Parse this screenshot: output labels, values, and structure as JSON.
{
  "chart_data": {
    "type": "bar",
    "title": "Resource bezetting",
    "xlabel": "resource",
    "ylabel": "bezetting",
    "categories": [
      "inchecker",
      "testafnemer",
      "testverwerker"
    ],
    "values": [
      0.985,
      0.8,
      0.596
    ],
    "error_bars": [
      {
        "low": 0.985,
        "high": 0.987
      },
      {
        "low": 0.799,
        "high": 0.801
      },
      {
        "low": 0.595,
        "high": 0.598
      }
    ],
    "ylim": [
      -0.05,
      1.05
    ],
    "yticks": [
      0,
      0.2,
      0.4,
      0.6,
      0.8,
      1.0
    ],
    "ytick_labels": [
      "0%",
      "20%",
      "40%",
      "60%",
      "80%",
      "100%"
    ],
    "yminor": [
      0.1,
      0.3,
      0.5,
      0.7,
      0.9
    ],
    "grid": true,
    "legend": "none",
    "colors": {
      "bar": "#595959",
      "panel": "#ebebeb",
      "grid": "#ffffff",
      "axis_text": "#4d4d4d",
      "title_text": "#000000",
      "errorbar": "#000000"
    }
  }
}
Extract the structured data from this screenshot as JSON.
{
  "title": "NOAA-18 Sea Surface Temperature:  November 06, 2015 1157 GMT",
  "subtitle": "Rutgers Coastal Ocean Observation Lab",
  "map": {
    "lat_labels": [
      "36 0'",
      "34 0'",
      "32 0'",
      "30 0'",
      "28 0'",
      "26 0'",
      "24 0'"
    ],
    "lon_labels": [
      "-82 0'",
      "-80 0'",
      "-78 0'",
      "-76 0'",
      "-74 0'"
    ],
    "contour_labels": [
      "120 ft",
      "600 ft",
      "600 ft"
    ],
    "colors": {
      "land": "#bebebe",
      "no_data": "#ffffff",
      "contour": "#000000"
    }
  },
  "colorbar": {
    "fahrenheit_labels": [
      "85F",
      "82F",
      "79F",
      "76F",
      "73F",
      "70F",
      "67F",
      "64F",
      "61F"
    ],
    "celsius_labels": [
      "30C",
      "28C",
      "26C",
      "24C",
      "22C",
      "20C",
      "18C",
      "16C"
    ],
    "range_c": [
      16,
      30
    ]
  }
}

__________________________________________________

* [TASK DIRECTIONS] Once more, set down the full listing, verbatim.

* [RESPONSE TO THIS TASK]
Parse this screenshot: output labels, values, and structure as JSON.
{
  "chart_data": {
    "type": "bar",
    "title": "Resource bezetting",
    "xlabel": "resource",
    "ylabel": "bezetting",
    "categories": [
      "inchecker",
      "testafnemer",
      "testverwerker"
    ],
    "values": [
      0.985,
      0.8,
      0.596
    ],
    "error_bars": [
      {
        "low": 0.985,
        "high": 0.987
      },
      {
        "low": 0.799,
        "high": 0.801
      },
      {
        "low": 0.595,
        "high": 0.598
      }
    ],
    "ylim": [
      -0.05,
      1.05
    ],
    "yticks": [
      0,
      0.2,
      0.4,
      0.6,
      0.8,
      1.0
    ],
    "ytick_labels": [
      "0%",
      "20%",
      "40%",
      "60%",
      "80%",
      "100%"
    ],
    "yminor": [
      0.1,
      0.3,
      0.5,
      0.7,
      0.9
    ],
    "grid": true,
    "legend": "none",
    "colors": {
      "bar": "#595959",
      "panel": "#ebebeb",
      "grid": "#ffffff",
      "axis_text": "#4d4d4d",
      "title_text": "#000000",
      "errorbar": "#000000"
    }
  }
}
Extract the structured data from this screenshot as JSON.
{
  "title": "NOAA-18 Sea Surface Temperature:  November 06, 2015 1157 GMT",
  "subtitle": "Rutgers Coastal Ocean Observation Lab",
  "map": {
    "lat_labels": [
      "36 0'",
      "34 0'",
      "32 0'",
      "30 0'",
      "28 0'",
      "26 0'",
      "24 0'"
    ],
    "lon_labels": [
      "-82 0'",
      "-80 0'",
      "-78 0'",
      "-76 0'",
      "-74 0'"
    ],
    "contour_labels": [
      "120 ft",
      "600 ft",
      "600 ft"
    ],
    "colors": {
      "land": "#bebebe",
      "no_data": "#ffffff",
      "contour": "#000000"
    }
  },
  "colorbar": {
    "fahrenheit_labels": [
      "85F",
      "82F",
      "79F",
      "76F",
      "73F",
      "70F",
      "67F",
      "64F",
      "61F"
    ],
    "celsius_labels": [
      "30C",
      "28C",
      "26C",
      "24C",
      "22C",
      "20C",
      "18C",
      "16C"
    ],
    "range_c": [
      16,
      30
    ]
  }
}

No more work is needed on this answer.